> [STATED TASK 1]: Please substitute "horizontal-tick-label" for "x-tick-label" in the records, starting with their first line and going on through the line with "data-point [523, 306, 531, 314]", and give those lines again with nothing else changed.

[BEGIN GIVEN TEXT]

Should you prefer to work back and forth instead of in the round, you may of course adjust the pattern so you work the pieces separately and then assemble them at the end. Divide the stitches for the body in 2, add 1 edge stitch in each side (for sewing) and work the front and back pieces separately.

See DROPS lesson: Can I adapt a pattern for circular needles into straight needles?

Pattern repeats can vary slightly in the different sizes, in order to get the correct proportions. If you’re not working the exact same size as the garment in the photo, yours might deviate slightly. This has been carefully developed and adjusted so that the complete impression of the garment is the same in all sizes.

Make sure to follow instructions and diagrams for your size!

If you have found a pattern you like which is available in women’s size it’s not very difficult to convert it to men’s size. The biggest difference will be the length of sleeves and body. Start working on the women size that you think would fit across the chest. The additional length will be worked right before you cast off for the armhole/sleeve cap. If the pattern is worked top-down you can add the length right after the armhole or before the first decrease on sleeve.

[END GIVEN TEXT]
[BEGIN DATA ROWS]

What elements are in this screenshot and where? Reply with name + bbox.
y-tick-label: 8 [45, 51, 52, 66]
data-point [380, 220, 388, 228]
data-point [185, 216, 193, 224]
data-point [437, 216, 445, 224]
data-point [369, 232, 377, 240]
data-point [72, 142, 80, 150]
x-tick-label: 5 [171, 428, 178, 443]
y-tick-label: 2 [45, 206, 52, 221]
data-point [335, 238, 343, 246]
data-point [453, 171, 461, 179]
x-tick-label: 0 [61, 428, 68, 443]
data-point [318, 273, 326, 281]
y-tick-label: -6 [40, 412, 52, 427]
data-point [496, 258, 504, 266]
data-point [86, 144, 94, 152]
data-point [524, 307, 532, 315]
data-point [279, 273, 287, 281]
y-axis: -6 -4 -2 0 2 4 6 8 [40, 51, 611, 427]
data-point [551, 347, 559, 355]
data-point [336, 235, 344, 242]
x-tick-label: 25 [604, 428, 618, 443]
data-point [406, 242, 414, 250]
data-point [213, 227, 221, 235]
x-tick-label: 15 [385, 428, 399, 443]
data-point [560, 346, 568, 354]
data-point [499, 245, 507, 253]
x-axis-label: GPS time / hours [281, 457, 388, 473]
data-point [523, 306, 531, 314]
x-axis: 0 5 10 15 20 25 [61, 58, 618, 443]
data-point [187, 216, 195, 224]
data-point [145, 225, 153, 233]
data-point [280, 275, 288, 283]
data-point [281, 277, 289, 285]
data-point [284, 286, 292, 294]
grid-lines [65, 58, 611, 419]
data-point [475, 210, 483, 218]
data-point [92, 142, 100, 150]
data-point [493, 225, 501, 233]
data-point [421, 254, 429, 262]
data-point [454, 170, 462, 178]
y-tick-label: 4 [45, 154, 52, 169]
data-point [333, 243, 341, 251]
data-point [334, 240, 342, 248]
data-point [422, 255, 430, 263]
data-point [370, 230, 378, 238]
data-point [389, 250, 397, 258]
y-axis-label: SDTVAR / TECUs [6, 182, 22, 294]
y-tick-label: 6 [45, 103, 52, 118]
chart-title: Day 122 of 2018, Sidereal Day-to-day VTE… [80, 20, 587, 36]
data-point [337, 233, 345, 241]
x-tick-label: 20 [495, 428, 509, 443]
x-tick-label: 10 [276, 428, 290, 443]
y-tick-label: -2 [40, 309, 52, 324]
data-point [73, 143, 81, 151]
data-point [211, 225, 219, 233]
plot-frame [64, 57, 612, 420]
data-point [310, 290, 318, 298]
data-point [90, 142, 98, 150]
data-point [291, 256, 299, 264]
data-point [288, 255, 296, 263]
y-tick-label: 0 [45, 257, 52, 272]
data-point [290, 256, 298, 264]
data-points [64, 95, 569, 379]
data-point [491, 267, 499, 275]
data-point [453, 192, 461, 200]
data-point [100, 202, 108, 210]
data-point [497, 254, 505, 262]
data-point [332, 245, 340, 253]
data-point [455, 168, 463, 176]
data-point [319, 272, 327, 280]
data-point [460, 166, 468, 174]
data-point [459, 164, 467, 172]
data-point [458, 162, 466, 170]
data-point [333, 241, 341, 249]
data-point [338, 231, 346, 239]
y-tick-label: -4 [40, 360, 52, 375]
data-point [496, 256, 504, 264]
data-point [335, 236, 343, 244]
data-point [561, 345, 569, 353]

[END DATA ROWS]

> [STATED TASK 2]: Copy the knitting pattern notes in full, word for word.

> [WRITTEN RESPONSE 1]:
What elements are in this screenshot and where? Reply with name + bbox.
y-tick-label: 8 [45, 51, 52, 66]
data-point [380, 220, 388, 228]
data-point [185, 216, 193, 224]
data-point [437, 216, 445, 224]
data-point [369, 232, 377, 240]
data-point [72, 142, 80, 150]
horizontal-tick-label: 5 [171, 428, 178, 443]
y-tick-label: 2 [45, 206, 52, 221]
data-point [335, 238, 343, 246]
data-point [453, 171, 461, 179]
horizontal-tick-label: 0 [61, 428, 68, 443]
data-point [318, 273, 326, 281]
y-tick-label: -6 [40, 412, 52, 427]
data-point [496, 258, 504, 266]
data-point [86, 144, 94, 152]
data-point [524, 307, 532, 315]
data-point [279, 273, 287, 281]
y-axis: -6 -4 -2 0 2 4 6 8 [40, 51, 611, 427]
data-point [551, 347, 559, 355]
data-point [336, 235, 344, 242]
horizontal-tick-label: 25 [604, 428, 618, 443]
data-point [406, 242, 414, 250]
data-point [213, 227, 221, 235]
horizontal-tick-label: 15 [385, 428, 399, 443]
data-point [560, 346, 568, 354]
data-point [499, 245, 507, 253]
x-axis-label: GPS time / hours [281, 457, 388, 473]
data-point [523, 306, 531, 314]

> [WRITTEN RESPONSE 2]:
Should you prefer to work back and forth instead of in the round, you may of course adjust the pattern so you work the pieces separately and then assemble them at the end. Divide the stitches for the body in 2, add 1 edge stitch in each side (for sewing) and work the front and back pieces separately.

See DROPS lesson: Can I adapt a pattern for circular needles into straight needles?

Pattern repeats can vary slightly in the different sizes, in order to get the correct proportions. If you’re not working the exact same size as the garment in the photo, yours might deviate slightly. This has been carefully developed and adjusted so that the complete impression of the garment is the same in all sizes.

Make sure to follow instructions and diagrams for your size!

If you have found a pattern you like which is available in women’s size it’s not very difficult to convert it to men’s size. The biggest difference will be the length of sleeves and body. Start working on the women size that you think would fit across the chest. The additional length will be worked right before you cast off for the armhole/sleeve cap. If the pattern is worked top-down you can add the length right after the armhole or before the first decrease on sleeve.